Work required: Select every line in the data that contains the string "board" and copy each one out.

Input for this task:
..............................

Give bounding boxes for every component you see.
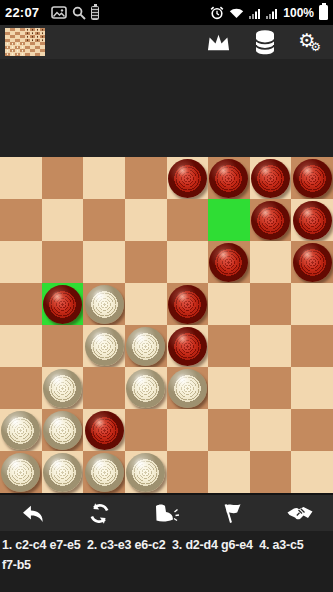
crown-button[interactable]	[205, 32, 232, 52]
square-a3[interactable]	[0, 367, 42, 409]
signal-bars-icon	[249, 7, 261, 19]
undo-arrow-icon	[20, 503, 46, 524]
square-g7[interactable]	[250, 199, 292, 241]
kick-button[interactable]	[133, 495, 200, 531]
white-piece-c4[interactable]	[85, 327, 124, 366]
screenshot-image-icon	[51, 6, 67, 19]
app-window: 22:07	[0, 0, 333, 592]
square-d5[interactable]	[125, 283, 167, 325]
restart-cycle-icon	[88, 502, 111, 525]
square-b3[interactable]	[42, 367, 84, 409]
square-f1[interactable]	[208, 451, 250, 493]
search-icon	[72, 6, 86, 20]
square-g4[interactable]	[250, 325, 292, 367]
database-icon	[253, 29, 277, 56]
white-piece-c5[interactable]	[85, 285, 124, 324]
square-b8[interactable]	[42, 157, 84, 199]
move-list: 1. c2-c4 e7-e5 2. c3-e3 e6-c2 3. d2-d4 g…	[0, 531, 333, 592]
battery-percent-text: 100%	[283, 6, 314, 20]
draw-offer-button[interactable]	[266, 495, 333, 531]
square-h1[interactable]	[291, 451, 333, 493]
square-c1[interactable]	[83, 451, 125, 493]
white-piece-d1[interactable]	[126, 453, 165, 492]
square-b5[interactable]	[42, 283, 84, 325]
square-c3[interactable]	[83, 367, 125, 409]
square-c2[interactable]	[83, 409, 125, 451]
red-piece-e8[interactable]	[168, 159, 207, 198]
square-a1[interactable]	[0, 451, 42, 493]
white-piece-a2[interactable]	[1, 411, 40, 450]
red-piece-c2[interactable]	[85, 411, 124, 450]
battery-icon	[319, 5, 328, 20]
square-h3[interactable]	[291, 367, 333, 409]
square-e4[interactable]	[167, 325, 209, 367]
square-c6[interactable]	[83, 241, 125, 283]
square-e8[interactable]	[167, 157, 209, 199]
white-piece-c1[interactable]	[85, 453, 124, 492]
square-a2[interactable]	[0, 409, 42, 451]
battery-notification-icon	[91, 6, 99, 20]
square-g8[interactable]	[250, 157, 292, 199]
square-e7[interactable]	[167, 199, 209, 241]
settings-gears-icon: ⚙⚙	[298, 31, 321, 53]
square-f4[interactable]	[208, 325, 250, 367]
square-d8[interactable]	[125, 157, 167, 199]
flag-icon	[221, 502, 245, 524]
empty-area	[0, 59, 333, 157]
move-list-line-1: 1. c2-c4 e7-e5 2. c3-e3 e6-c2 3. d2-d4 g…	[2, 535, 331, 555]
square-d2[interactable]	[125, 409, 167, 451]
handshake-icon	[286, 504, 314, 523]
square-d6[interactable]	[125, 241, 167, 283]
square-d7[interactable]	[125, 199, 167, 241]
square-c4[interactable]	[83, 325, 125, 367]
square-h5[interactable]	[291, 283, 333, 325]
white-piece-e3[interactable]	[168, 369, 207, 408]
square-e3[interactable]	[167, 367, 209, 409]
square-f3[interactable]	[208, 367, 250, 409]
square-g6[interactable]	[250, 241, 292, 283]
square-g2[interactable]	[250, 409, 292, 451]
signal-bars-icon	[266, 7, 278, 19]
status-bar: 22:07	[0, 0, 333, 25]
restart-button[interactable]	[67, 495, 134, 531]
undo-button[interactable]	[0, 495, 67, 531]
move-list-line-2: f7-b5	[2, 555, 331, 575]
red-piece-e5[interactable]	[168, 285, 207, 324]
white-piece-d4[interactable]	[126, 327, 165, 366]
square-f5[interactable]	[208, 283, 250, 325]
square-b2[interactable]	[42, 409, 84, 451]
app-toolbar: ⚙⚙	[0, 25, 333, 59]
board	[0, 157, 333, 493]
square-f8[interactable]	[208, 157, 250, 199]
red-piece-b5[interactable]	[43, 285, 82, 324]
database-button[interactable]	[253, 29, 277, 56]
square-a6[interactable]	[0, 241, 42, 283]
square-c7[interactable]	[83, 199, 125, 241]
white-piece-b1[interactable]	[43, 453, 82, 492]
crown-icon	[205, 32, 232, 52]
square-a5[interactable]	[0, 283, 42, 325]
square-e5[interactable]	[167, 283, 209, 325]
square-a8[interactable]	[0, 157, 42, 199]
square-g5[interactable]	[250, 283, 292, 325]
red-piece-e4[interactable]	[168, 327, 207, 366]
square-c5[interactable]	[83, 283, 125, 325]
square-d3[interactable]	[125, 367, 167, 409]
status-bar-left: 22:07	[5, 5, 99, 20]
square-e1[interactable]	[167, 451, 209, 493]
square-c8[interactable]	[83, 157, 125, 199]
red-piece-g7[interactable]	[251, 201, 290, 240]
wifi-icon	[229, 7, 244, 19]
red-piece-g8[interactable]	[251, 159, 290, 198]
square-f2[interactable]	[208, 409, 250, 451]
toolbar-actions: ⚙⚙	[205, 29, 321, 56]
bottom-toolbar	[0, 493, 333, 531]
square-e6[interactable]	[167, 241, 209, 283]
square-f7[interactable]	[208, 199, 250, 241]
square-g1[interactable]	[250, 451, 292, 493]
square-b6[interactable]	[42, 241, 84, 283]
kick-boot-icon	[152, 503, 180, 524]
square-b4[interactable]	[42, 325, 84, 367]
square-a7[interactable]	[0, 199, 42, 241]
red-piece-h8[interactable]	[293, 159, 332, 198]
square-h8[interactable]	[291, 157, 333, 199]
square-b7[interactable]	[42, 199, 84, 241]
resign-button[interactable]	[200, 495, 267, 531]
red-piece-h7[interactable]	[293, 201, 332, 240]
square-h7[interactable]	[291, 199, 333, 241]
white-piece-b2[interactable]	[43, 411, 82, 450]
square-b1[interactable]	[42, 451, 84, 493]
white-piece-b3[interactable]	[43, 369, 82, 408]
square-g3[interactable]	[250, 367, 292, 409]
white-piece-a1[interactable]	[1, 453, 40, 492]
square-d4[interactable]	[125, 325, 167, 367]
square-h4[interactable]	[291, 325, 333, 367]
square-h2[interactable]	[291, 409, 333, 451]
red-piece-h6[interactable]	[293, 243, 332, 282]
square-f6[interactable]	[208, 241, 250, 283]
square-d1[interactable]	[125, 451, 167, 493]
square-a4[interactable]	[0, 325, 42, 367]
square-e2[interactable]	[167, 409, 209, 451]
status-bar-right: 100%	[210, 5, 328, 20]
red-piece-f6[interactable]	[209, 243, 248, 282]
alarm-icon	[210, 6, 224, 20]
white-piece-d3[interactable]	[126, 369, 165, 408]
clock-text: 22:07	[5, 5, 39, 20]
settings-button[interactable]: ⚙⚙	[298, 31, 321, 53]
square-h6[interactable]	[291, 241, 333, 283]
app-logo-board-thumbnail	[5, 28, 45, 56]
red-piece-f8[interactable]	[209, 159, 248, 198]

..............................

Response for this exercise:
board	[0, 157, 333, 493]
app-logo-board-thumbnail	[5, 28, 45, 56]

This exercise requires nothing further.